Filter the entries below, keeping only lines with the word "organiser".

::: DATASET :::

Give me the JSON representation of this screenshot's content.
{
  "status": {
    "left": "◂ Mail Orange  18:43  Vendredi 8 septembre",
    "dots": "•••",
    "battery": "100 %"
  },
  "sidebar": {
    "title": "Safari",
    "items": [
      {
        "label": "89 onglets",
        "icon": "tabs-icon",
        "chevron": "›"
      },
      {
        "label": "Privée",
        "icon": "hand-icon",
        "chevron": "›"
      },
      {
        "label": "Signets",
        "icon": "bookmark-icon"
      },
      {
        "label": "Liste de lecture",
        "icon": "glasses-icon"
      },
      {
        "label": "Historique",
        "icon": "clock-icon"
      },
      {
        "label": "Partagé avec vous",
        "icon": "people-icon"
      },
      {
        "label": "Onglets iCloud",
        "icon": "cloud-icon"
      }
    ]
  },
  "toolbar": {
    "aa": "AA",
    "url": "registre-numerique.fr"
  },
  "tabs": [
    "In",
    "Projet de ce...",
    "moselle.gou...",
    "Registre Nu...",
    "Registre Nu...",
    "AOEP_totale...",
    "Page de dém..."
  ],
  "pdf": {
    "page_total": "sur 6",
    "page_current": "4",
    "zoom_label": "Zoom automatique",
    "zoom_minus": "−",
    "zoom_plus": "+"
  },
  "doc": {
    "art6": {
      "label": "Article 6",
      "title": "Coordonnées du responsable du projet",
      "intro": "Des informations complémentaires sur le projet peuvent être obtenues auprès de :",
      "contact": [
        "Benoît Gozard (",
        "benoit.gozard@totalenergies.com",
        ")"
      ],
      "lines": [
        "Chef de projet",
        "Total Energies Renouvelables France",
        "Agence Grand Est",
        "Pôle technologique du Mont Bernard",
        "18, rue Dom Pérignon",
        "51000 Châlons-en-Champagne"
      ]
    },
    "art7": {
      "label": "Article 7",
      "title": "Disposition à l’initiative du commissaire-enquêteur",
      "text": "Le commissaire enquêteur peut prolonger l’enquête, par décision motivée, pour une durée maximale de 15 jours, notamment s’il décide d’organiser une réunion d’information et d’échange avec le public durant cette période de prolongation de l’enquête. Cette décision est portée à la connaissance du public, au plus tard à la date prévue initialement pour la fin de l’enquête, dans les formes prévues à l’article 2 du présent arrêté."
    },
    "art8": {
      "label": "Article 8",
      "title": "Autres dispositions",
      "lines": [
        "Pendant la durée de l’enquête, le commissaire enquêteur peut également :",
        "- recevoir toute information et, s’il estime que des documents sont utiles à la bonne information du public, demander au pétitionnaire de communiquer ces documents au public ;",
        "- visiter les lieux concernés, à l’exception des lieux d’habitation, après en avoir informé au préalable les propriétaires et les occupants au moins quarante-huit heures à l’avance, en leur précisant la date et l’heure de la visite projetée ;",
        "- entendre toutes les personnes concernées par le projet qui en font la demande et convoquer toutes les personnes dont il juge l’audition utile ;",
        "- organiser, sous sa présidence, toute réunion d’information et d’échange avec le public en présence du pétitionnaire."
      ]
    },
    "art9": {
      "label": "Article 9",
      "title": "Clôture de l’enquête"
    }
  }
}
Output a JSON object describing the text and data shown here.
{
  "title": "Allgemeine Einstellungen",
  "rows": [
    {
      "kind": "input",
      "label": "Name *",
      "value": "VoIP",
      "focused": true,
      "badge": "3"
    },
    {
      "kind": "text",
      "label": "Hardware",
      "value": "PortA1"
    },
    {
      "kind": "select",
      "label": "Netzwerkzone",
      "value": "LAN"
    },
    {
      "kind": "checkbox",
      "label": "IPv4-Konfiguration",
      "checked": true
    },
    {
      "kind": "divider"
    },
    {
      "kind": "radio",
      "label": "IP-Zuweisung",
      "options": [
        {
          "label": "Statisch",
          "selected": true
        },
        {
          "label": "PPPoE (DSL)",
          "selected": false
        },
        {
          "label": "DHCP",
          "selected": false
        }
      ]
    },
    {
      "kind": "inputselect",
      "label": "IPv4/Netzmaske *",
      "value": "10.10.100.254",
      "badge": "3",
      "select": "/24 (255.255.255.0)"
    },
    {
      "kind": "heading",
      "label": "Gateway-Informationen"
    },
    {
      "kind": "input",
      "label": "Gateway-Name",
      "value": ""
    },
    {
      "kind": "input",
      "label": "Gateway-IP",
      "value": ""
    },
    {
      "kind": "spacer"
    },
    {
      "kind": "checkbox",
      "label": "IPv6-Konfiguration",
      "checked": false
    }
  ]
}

:::

## THE OUTPUT
      "text": "Le commissaire enquêteur peut prolonger l’enquête, par décision motivée, pour une durée maximale de 15 jours, notamment s’il décide d’organiser une réunion d’information et d’échange avec le public durant cette période de prolongation de l’enquête. Cette décision est portée à la connaissance du public, au plus tard à la date prévue initialement pour la fin de l’enquête, dans les formes prévues à l’article 2 du présent arrêté."
        "- organiser, sous sa présidence, toute réunion d’information et d’échange avec le public en présence du pétitionnaire."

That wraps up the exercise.